We are tired each day trying to fulfill so many agreements we have made with ourselves and others – we barely make it through each day, our energy dissipated on these agreements.
If you surveyed many people who have overcome issues, they will say they are far less proud of what they overcame or how they changed compared to what they have been able to do for others based on their example, what they have learned and what they have been able to show others. I take solace in that because if I focus on myself I will never be proud or feel worthy, perhaps if I can influence someone else positively I can chip away at the wall I’ve built, bit by bit.
I just want people to be happy. Maybe if I learned these lessons earlier a few friends I no longer have could be here and be happy: https://www.mindentropy.com/post/don-t-be-fooled-learn-the-lessons-your-friends-are-teaching-katie-meyer-aaron-james-shane
All the inspiration, heroes and love you need are right in front of you. Perhaps for the first time I truly do have something to prove. Not to anyone else, but to myself. And I just want to be happy.
Overview of The Four Agreements from Wikipedia
Everything a person does is based on 'agreements' they have made with themselves, with others, with God, and with life itself.[1] In these agreements, people may tell themselves who they are, how to behave, what is possible, and what is impossible.[1] Some agreements that individuals create may not cause issues, but there are certain agreements that come from a place of fear and have the power to deplete one's emotional energy as well as diminish the self-worth of a person.[1] The book states that these self-limiting agreements are what creates needless suffering.[1] Ruiz also believes that to find personal joy, one must get rid of society-imposed and fear-based agreements that may subconsciously influence the behavior and mindset of the individual.[5] Another basic premise of the book suggests that much of suffering is self-created and that most of the time, individuals have the ability to transform themselves and the negative thoughts they may have about situations occurring within their life.

--- What you need to do ---
A. According to the text on agreements, with whom or what does a person make agreements? List each one.
B. Write out the part of the text on agreements starting with "I just want people" and going on through "want to be happy.", substituting "content" for "happy".
The records that come next are separate material, unrelated to the text on agreements.

--- Data entries ---
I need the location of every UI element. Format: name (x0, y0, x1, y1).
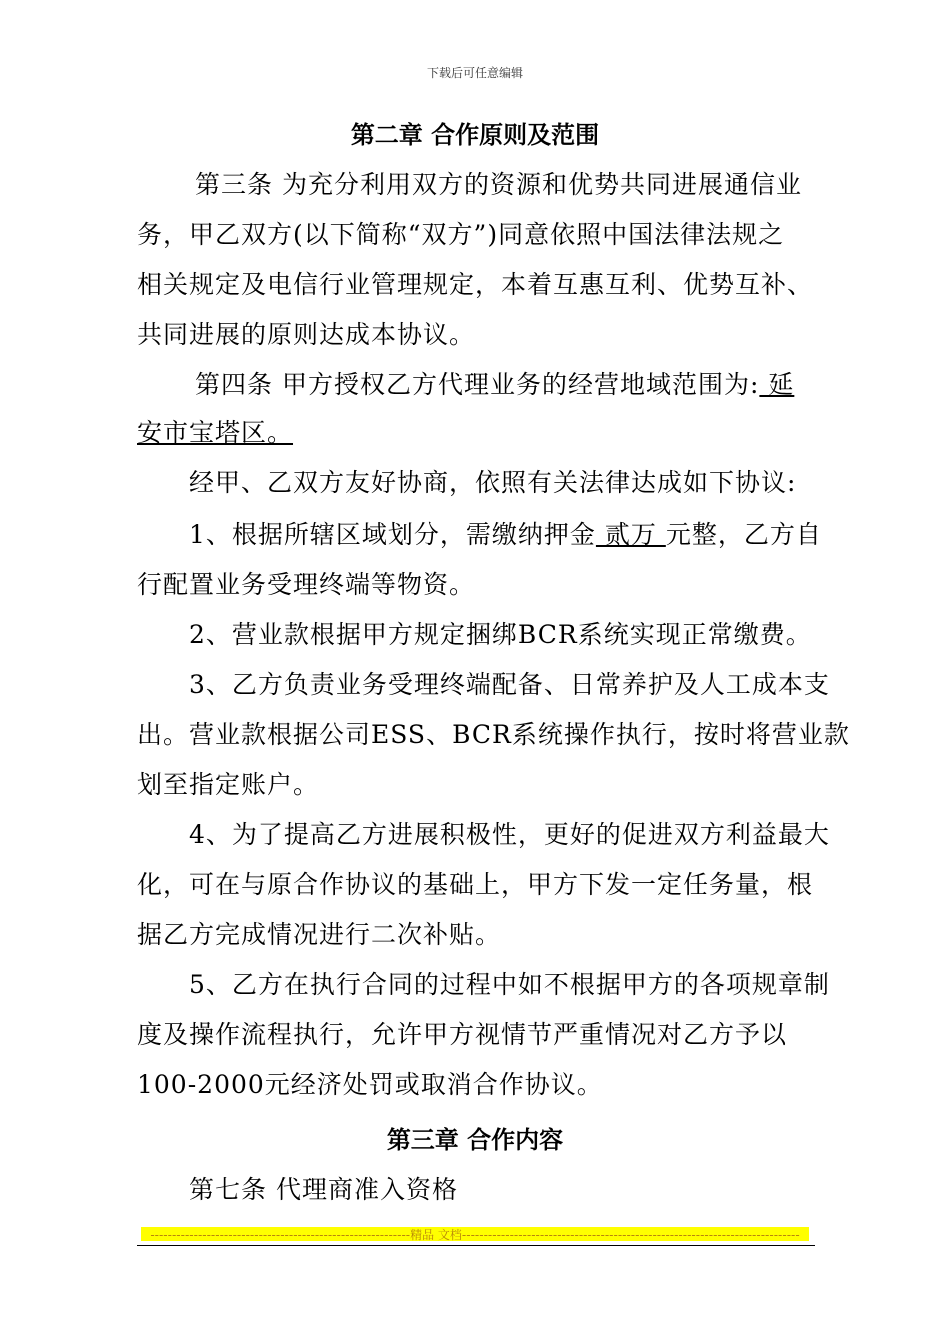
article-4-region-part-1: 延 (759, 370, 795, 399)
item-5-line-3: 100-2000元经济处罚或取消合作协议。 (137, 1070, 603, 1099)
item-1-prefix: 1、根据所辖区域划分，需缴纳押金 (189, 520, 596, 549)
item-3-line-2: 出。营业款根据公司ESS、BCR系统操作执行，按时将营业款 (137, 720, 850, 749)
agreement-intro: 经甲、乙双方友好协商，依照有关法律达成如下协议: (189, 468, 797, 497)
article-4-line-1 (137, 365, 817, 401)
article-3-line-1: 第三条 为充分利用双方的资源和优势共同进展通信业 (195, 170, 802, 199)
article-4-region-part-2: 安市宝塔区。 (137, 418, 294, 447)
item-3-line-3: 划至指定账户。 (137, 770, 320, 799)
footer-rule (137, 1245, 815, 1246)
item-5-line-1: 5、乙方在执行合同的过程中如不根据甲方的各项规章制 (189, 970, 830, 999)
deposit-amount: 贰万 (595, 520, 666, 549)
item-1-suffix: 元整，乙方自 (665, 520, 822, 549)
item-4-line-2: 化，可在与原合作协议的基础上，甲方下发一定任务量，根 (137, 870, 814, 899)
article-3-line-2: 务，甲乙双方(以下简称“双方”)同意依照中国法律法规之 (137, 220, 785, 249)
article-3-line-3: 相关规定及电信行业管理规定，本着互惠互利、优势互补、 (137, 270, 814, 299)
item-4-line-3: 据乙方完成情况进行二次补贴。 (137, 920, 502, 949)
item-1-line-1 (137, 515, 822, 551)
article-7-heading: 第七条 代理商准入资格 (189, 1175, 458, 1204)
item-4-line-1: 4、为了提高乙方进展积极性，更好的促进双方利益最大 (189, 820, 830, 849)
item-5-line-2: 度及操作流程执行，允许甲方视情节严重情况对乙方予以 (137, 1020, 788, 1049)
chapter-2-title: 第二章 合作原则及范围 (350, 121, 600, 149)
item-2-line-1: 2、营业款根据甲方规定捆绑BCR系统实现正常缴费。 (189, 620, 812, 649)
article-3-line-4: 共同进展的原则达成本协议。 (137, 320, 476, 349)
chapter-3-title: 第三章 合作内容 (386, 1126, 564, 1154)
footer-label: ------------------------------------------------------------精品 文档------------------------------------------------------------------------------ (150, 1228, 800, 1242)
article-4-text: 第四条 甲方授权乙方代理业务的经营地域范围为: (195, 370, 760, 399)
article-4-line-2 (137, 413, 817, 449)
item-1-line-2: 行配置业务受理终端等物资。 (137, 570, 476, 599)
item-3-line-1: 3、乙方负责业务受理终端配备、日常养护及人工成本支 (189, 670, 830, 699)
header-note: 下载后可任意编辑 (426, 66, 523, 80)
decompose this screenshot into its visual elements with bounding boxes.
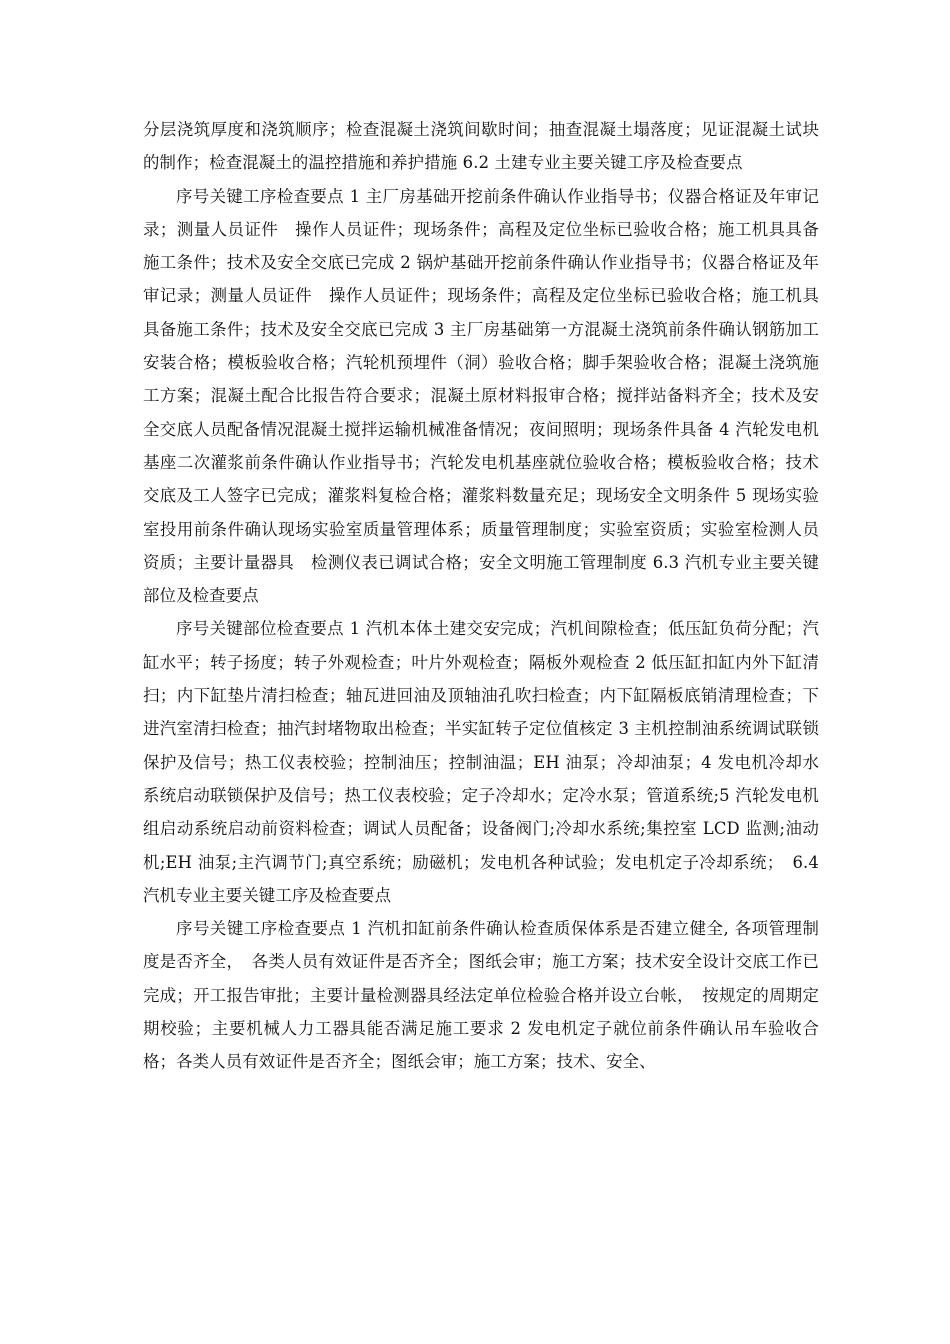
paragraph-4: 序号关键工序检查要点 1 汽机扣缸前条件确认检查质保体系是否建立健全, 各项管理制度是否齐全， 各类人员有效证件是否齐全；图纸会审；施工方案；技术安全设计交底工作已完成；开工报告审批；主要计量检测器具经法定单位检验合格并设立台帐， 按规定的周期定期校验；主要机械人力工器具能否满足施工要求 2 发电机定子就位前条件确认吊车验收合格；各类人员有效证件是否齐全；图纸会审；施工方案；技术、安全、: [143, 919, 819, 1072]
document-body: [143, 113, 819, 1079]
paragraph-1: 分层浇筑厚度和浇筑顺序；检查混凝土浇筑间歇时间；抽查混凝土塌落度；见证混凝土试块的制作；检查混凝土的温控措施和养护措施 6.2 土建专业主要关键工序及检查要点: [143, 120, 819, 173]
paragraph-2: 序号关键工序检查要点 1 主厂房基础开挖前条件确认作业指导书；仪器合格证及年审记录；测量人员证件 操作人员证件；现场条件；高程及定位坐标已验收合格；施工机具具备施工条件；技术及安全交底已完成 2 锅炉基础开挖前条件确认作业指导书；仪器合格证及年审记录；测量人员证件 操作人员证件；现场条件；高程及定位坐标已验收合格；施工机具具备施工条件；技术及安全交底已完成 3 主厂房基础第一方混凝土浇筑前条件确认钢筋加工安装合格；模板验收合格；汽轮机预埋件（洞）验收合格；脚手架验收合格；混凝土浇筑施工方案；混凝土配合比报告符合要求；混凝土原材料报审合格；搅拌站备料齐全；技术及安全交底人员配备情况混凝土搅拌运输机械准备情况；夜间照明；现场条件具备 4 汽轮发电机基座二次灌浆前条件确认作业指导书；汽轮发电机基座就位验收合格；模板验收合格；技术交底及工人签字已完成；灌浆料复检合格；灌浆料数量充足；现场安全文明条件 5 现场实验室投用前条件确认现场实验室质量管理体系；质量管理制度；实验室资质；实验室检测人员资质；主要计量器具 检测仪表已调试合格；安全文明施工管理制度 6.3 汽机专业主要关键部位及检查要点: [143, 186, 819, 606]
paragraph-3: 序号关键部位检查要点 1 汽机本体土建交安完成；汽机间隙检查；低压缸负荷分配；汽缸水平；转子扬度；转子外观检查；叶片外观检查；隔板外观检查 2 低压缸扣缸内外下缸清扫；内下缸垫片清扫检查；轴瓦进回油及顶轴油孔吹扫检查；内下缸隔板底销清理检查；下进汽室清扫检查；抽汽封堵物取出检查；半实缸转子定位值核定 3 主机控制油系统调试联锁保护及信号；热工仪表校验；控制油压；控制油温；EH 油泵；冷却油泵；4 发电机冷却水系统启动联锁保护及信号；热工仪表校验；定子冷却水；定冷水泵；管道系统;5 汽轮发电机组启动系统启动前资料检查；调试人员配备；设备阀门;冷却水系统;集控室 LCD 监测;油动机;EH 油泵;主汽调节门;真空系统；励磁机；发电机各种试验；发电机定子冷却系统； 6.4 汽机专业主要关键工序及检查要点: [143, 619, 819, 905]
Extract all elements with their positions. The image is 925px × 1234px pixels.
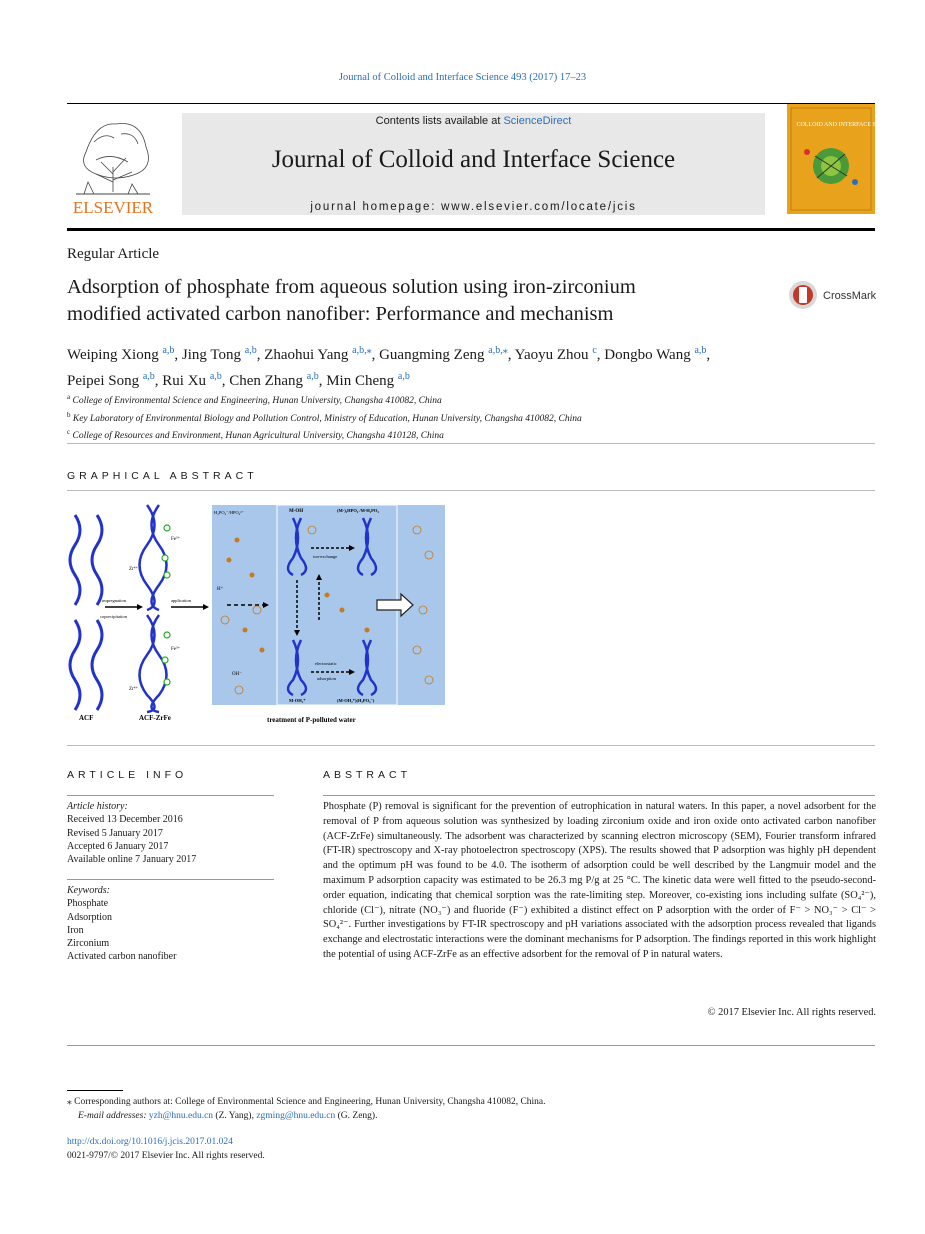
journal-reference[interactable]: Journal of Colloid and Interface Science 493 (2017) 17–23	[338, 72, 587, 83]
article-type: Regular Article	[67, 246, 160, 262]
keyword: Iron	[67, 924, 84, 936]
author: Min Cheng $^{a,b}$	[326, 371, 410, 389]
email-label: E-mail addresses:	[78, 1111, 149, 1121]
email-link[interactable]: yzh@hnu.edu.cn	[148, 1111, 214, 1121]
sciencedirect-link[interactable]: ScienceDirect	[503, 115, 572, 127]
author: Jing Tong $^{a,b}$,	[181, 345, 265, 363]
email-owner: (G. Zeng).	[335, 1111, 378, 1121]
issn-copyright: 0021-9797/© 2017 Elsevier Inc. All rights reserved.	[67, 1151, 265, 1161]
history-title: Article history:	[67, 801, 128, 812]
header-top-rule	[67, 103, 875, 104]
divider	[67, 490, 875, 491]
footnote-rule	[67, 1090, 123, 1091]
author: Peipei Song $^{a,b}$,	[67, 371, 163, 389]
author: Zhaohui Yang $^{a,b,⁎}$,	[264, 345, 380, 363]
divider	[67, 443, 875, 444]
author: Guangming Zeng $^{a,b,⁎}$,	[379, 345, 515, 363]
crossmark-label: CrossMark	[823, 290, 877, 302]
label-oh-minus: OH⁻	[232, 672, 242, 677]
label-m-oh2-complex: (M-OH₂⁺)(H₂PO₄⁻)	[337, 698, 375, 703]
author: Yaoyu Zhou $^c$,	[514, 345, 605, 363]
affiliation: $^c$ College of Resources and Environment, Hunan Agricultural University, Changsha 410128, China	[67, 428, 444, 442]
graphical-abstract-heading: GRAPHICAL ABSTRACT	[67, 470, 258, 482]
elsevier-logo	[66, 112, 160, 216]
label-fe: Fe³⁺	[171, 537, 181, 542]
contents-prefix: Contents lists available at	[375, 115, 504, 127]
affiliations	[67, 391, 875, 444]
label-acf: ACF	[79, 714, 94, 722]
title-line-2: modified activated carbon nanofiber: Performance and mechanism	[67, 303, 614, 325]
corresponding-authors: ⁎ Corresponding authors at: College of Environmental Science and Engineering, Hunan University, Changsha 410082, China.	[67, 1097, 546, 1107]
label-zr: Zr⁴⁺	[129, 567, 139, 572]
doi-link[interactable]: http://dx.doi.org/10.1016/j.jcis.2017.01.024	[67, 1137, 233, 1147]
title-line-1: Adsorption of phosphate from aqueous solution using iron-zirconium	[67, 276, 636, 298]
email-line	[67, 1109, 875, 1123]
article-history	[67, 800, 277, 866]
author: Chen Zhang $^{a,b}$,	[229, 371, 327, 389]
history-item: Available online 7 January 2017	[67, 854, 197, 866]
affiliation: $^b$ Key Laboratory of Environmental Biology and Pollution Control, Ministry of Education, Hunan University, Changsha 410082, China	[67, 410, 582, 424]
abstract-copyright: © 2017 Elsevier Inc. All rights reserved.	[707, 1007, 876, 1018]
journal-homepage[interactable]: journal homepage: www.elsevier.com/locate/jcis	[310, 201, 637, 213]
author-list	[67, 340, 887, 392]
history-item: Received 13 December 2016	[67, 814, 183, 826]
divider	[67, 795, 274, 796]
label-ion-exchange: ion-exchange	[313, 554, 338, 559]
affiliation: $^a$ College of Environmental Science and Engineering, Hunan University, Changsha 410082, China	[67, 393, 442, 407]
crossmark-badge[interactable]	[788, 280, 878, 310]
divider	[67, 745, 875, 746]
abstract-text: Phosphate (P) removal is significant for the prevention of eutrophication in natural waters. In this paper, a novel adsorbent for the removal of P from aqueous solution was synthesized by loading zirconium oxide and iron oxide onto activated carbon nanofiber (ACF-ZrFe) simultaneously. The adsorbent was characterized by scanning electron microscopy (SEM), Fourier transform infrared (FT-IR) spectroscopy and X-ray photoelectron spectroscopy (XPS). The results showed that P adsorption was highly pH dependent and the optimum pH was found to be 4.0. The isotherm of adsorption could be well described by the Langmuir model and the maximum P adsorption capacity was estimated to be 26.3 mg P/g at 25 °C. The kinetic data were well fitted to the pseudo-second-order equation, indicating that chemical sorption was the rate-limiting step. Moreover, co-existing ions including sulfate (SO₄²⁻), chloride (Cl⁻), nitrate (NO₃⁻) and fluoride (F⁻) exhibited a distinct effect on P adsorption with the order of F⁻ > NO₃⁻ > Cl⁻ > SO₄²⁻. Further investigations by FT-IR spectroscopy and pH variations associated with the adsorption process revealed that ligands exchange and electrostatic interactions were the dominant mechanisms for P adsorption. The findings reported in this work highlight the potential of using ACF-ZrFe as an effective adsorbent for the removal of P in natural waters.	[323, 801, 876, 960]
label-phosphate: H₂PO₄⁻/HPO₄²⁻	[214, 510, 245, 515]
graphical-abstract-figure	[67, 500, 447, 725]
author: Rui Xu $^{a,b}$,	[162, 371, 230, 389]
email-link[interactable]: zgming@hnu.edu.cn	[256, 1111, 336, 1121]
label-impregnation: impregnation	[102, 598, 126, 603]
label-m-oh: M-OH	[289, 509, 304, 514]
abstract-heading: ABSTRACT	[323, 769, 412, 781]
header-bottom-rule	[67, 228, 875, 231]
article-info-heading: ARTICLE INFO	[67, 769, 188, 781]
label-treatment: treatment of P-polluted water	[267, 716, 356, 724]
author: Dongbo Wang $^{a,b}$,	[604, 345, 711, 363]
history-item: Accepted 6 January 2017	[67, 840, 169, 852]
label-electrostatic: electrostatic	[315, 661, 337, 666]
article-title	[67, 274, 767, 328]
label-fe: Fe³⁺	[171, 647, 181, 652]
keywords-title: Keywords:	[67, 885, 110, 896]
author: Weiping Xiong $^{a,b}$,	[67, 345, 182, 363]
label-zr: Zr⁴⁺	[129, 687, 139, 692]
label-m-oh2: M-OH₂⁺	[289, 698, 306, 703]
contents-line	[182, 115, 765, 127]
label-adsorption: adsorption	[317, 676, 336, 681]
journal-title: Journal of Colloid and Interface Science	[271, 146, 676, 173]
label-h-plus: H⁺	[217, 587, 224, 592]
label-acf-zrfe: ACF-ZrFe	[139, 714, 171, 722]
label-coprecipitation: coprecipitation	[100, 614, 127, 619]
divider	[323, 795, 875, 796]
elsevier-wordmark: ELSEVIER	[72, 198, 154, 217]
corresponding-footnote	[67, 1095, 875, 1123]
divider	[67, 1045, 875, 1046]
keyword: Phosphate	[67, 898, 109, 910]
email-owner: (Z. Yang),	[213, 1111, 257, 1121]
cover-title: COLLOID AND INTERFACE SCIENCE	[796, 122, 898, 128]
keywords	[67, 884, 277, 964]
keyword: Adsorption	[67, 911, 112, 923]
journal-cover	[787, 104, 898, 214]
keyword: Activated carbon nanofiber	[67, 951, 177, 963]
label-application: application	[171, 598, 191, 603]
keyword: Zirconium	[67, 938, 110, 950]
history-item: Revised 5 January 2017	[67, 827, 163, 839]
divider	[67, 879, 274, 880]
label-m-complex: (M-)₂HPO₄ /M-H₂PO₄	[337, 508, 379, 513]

--- Solutions ---
A. themselves, others, God, life itself

B.
I just want people to be content. Maybe if I learned these lessons earlier a few friends I no longer have could be here and be content: https://www.mindentropy.com/post/don-t-be-fooled-learn-the-lessons-your-friends-are-teaching-katie-meyer-aaron-james-shane
All the inspiration, heroes and love you need are right in front of you. Perhaps for the first time I truly do have something to prove. Not to anyone else, but to myself. And I just want to be content.